▶ **What the exercise asks**
Read the listing below and copy out every line that holds "Аутономне".

start Task material

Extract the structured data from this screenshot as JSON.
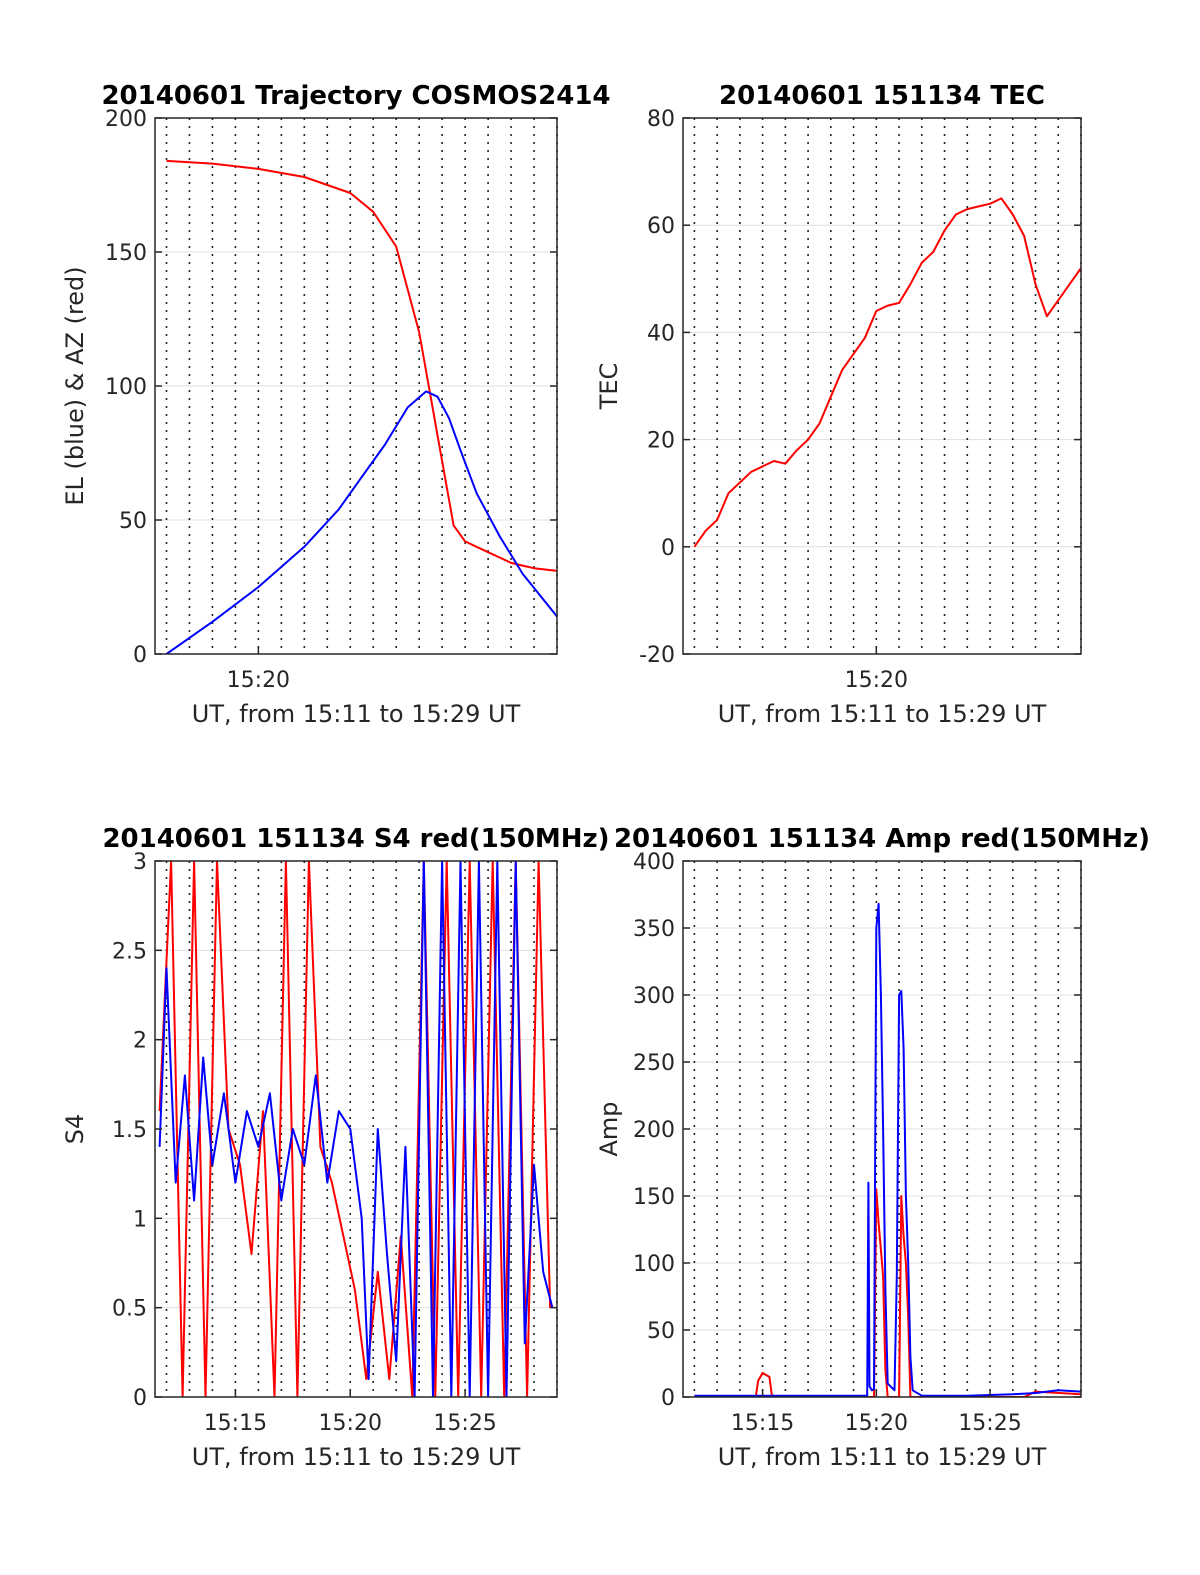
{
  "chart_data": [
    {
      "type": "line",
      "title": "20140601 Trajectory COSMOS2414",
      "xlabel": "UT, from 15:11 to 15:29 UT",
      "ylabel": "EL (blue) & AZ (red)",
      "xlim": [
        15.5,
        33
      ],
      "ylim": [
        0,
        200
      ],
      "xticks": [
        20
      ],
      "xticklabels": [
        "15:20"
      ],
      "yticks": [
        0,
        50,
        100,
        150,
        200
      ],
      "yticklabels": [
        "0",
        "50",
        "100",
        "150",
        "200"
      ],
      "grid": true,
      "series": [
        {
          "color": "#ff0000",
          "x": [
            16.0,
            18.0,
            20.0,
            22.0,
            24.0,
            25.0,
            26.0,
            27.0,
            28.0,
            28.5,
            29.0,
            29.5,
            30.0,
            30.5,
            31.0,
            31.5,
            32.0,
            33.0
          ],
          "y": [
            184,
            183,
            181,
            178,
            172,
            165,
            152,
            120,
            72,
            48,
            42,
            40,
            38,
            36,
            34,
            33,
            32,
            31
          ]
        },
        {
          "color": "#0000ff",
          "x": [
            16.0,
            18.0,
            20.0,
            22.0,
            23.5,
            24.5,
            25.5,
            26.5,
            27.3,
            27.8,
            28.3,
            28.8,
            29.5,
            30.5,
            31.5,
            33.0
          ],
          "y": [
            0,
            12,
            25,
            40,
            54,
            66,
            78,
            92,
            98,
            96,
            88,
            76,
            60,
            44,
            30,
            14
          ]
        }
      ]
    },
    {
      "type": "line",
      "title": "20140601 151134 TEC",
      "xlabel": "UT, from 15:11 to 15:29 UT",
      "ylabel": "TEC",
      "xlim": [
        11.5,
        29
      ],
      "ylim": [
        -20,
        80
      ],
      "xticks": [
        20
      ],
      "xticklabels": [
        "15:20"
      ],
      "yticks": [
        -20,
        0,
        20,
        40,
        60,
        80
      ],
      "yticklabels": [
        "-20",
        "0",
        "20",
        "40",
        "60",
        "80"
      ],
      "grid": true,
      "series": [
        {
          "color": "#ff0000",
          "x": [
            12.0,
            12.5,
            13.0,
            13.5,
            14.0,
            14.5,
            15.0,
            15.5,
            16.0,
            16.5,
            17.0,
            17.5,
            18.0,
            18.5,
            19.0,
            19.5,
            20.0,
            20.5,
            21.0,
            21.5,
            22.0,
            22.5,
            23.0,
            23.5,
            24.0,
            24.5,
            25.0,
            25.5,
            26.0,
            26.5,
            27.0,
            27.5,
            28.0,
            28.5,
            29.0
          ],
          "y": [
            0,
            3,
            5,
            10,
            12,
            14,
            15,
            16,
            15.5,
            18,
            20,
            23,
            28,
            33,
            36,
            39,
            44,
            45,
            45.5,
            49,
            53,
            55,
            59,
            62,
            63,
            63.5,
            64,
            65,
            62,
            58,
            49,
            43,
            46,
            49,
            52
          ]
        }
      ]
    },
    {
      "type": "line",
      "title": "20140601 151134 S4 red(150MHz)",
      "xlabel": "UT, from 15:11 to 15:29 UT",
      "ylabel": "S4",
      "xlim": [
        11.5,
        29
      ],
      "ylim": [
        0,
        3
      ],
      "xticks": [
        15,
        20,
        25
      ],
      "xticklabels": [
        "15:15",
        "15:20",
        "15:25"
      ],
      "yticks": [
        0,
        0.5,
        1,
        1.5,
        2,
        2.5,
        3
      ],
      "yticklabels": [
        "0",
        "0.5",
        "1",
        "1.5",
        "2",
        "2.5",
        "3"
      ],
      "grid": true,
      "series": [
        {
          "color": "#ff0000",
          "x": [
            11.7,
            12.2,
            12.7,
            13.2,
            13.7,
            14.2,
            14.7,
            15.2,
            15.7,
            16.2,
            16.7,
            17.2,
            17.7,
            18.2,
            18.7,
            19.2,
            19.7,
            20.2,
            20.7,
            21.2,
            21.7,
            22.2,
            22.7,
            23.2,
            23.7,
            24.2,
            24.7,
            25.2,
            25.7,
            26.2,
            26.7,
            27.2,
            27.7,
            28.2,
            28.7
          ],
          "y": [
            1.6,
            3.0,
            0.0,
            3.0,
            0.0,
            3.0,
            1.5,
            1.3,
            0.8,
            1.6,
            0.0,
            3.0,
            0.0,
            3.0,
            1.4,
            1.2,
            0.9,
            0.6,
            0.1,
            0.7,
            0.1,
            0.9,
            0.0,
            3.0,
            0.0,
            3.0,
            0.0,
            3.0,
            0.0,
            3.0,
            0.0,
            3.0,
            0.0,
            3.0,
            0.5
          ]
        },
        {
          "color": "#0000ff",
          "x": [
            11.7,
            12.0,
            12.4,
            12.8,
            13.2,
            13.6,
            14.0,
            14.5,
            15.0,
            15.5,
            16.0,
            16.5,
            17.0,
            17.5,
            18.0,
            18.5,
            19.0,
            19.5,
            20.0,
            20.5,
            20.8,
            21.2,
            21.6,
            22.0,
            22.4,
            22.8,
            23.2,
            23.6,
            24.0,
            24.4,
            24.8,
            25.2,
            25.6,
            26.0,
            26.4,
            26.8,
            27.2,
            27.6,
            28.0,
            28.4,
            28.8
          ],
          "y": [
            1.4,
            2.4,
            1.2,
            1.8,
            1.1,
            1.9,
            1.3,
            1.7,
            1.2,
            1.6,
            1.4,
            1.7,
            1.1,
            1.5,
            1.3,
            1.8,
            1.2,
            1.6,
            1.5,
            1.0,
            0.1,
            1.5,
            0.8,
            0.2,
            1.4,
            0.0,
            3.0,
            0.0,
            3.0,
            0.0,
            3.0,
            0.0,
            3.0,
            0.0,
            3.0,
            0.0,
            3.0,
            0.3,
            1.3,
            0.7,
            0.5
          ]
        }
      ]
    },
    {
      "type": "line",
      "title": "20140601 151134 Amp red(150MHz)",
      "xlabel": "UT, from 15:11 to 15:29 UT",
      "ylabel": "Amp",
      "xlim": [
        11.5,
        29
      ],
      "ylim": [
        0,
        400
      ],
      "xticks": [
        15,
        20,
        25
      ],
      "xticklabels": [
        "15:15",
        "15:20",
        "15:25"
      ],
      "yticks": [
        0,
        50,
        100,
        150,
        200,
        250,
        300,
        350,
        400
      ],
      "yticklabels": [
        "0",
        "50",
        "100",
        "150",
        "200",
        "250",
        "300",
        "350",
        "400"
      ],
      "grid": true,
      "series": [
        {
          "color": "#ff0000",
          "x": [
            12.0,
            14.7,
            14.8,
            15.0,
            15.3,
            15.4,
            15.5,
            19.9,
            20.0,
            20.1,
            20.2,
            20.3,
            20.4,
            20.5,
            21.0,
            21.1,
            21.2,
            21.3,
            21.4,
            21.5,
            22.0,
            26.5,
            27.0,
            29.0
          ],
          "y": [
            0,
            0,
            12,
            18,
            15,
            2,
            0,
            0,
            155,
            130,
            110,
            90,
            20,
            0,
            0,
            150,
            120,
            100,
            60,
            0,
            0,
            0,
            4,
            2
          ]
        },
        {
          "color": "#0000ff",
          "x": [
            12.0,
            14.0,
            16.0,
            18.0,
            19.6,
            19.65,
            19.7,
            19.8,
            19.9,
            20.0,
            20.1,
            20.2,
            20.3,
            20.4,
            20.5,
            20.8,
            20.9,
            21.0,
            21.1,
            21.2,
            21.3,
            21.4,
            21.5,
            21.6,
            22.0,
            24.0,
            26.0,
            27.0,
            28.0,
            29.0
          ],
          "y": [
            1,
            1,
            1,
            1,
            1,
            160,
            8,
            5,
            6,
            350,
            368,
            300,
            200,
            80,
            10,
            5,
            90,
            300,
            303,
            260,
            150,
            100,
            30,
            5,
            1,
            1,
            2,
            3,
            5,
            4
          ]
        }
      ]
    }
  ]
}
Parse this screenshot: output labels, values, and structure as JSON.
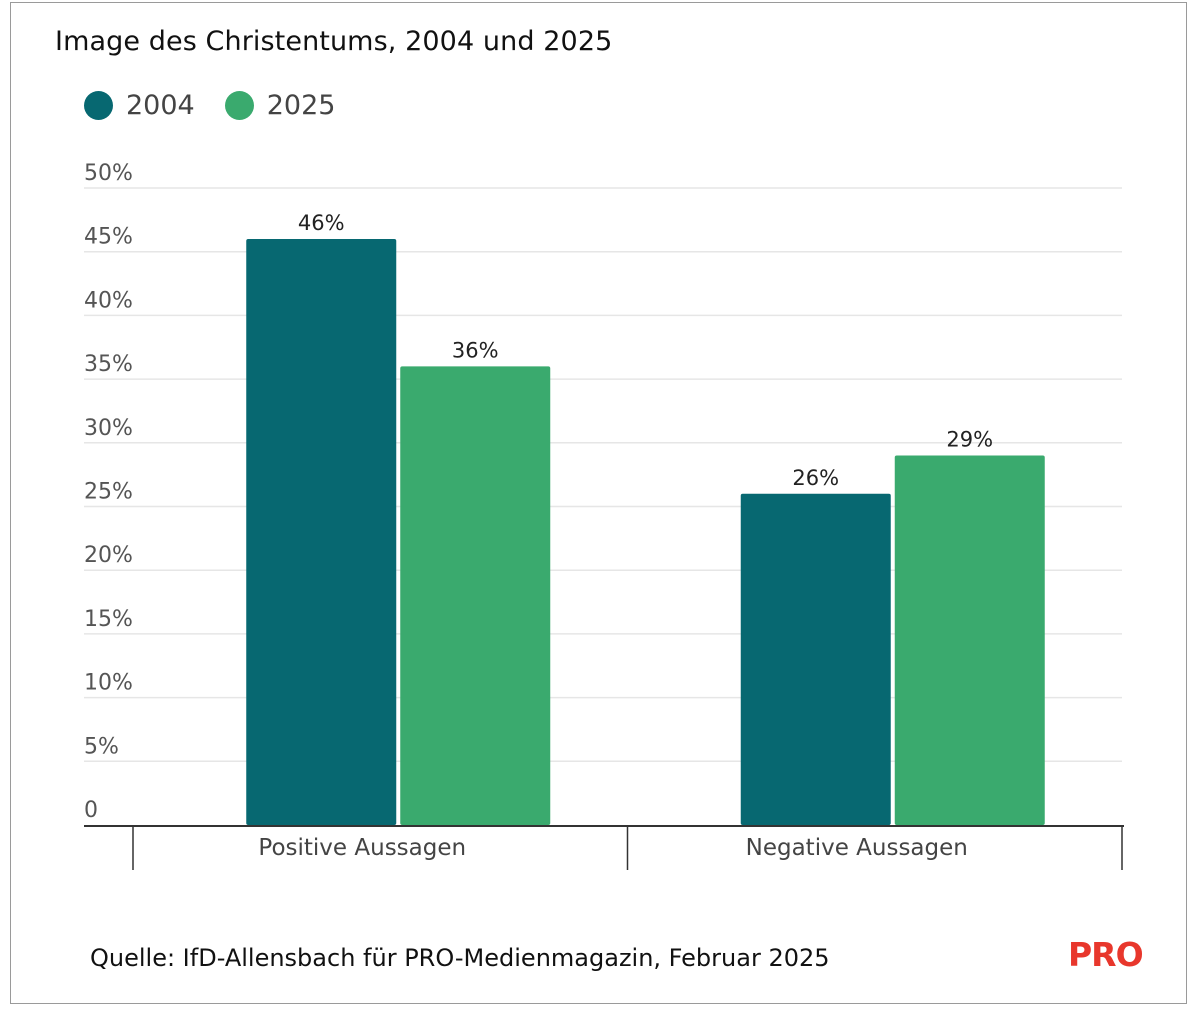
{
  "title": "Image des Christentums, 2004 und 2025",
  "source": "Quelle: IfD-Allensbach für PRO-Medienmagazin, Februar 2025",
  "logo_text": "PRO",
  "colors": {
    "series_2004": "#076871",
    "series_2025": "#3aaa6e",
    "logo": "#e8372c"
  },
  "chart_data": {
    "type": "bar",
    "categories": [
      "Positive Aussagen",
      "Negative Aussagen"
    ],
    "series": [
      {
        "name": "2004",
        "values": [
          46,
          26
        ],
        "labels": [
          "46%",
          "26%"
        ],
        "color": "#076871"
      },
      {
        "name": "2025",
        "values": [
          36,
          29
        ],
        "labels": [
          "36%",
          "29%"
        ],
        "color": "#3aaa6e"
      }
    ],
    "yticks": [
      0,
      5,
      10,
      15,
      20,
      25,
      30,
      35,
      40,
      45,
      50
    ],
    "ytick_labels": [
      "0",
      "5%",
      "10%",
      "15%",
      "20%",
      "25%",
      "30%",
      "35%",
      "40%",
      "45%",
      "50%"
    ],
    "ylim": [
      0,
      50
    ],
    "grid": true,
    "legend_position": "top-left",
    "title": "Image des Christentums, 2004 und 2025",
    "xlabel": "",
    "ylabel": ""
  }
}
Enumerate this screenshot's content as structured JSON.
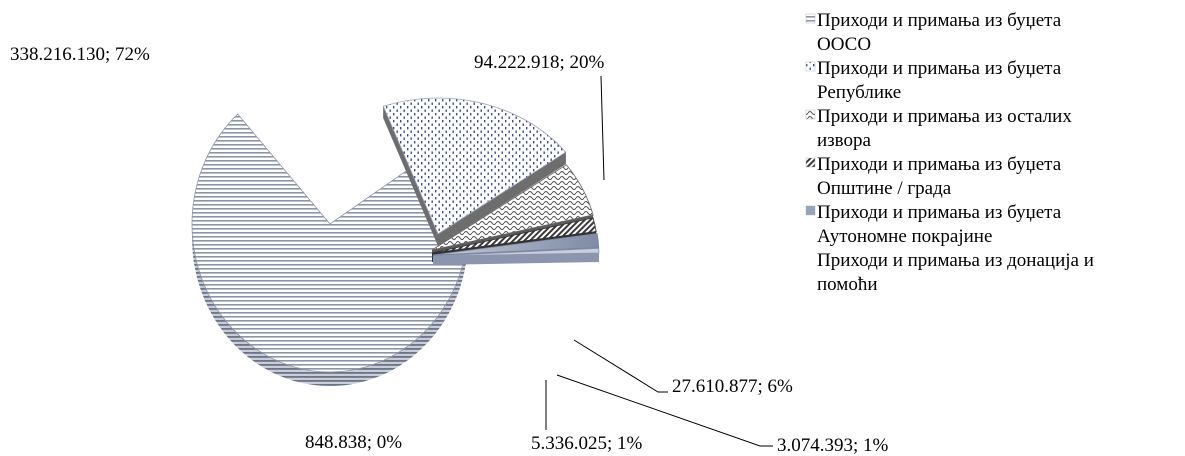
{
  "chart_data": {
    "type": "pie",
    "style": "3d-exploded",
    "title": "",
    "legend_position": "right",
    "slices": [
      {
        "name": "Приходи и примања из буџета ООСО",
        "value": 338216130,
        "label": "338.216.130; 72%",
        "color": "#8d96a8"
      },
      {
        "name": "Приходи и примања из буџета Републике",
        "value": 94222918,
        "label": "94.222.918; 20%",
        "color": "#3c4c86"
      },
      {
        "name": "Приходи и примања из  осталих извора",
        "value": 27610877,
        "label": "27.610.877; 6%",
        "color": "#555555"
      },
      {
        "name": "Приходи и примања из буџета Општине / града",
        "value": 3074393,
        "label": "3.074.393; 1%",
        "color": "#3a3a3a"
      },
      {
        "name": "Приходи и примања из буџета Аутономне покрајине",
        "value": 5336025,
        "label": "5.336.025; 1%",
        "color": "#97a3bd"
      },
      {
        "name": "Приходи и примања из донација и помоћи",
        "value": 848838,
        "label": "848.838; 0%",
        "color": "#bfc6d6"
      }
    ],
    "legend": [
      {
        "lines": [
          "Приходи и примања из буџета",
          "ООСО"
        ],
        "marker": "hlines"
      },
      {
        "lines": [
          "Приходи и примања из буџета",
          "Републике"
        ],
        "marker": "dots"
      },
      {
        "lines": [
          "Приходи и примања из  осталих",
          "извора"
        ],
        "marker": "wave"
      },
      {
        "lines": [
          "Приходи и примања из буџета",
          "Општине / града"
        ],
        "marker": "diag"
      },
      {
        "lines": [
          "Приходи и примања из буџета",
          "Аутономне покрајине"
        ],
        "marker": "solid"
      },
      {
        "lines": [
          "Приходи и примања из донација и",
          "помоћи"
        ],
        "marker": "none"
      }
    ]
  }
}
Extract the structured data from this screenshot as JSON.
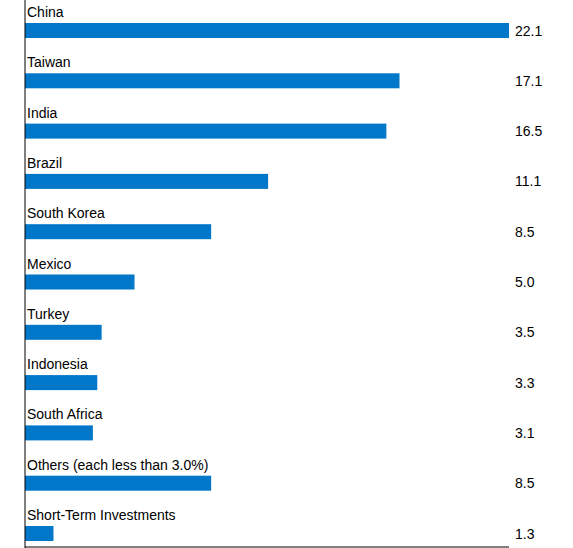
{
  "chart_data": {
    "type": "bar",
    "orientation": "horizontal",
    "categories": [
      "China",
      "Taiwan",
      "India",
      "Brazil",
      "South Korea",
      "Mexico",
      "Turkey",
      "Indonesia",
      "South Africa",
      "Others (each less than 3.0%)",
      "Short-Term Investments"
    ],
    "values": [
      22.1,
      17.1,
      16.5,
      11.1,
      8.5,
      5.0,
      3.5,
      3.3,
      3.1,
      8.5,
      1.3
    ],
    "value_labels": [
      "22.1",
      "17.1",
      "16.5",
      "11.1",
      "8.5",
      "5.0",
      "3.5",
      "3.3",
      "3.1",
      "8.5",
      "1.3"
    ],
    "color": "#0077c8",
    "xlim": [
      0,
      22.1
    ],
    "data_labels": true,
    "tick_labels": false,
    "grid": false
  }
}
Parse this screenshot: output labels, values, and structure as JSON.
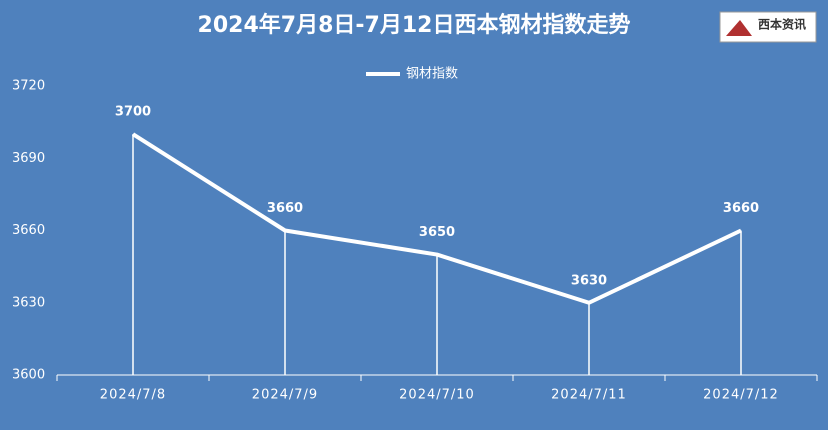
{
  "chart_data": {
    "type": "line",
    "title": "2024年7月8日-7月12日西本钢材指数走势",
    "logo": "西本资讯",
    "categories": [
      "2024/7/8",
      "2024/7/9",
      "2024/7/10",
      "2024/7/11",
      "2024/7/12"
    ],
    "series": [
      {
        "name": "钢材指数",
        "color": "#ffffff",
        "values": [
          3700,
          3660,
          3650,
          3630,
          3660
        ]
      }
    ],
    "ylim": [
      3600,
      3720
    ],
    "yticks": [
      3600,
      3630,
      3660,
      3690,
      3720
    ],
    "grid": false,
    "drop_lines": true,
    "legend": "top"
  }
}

end Task material

▶ **Exercise answer**
        "name": "Приходи и примања из буџета Аутономне покрајине",
          "Аутономне покрајине"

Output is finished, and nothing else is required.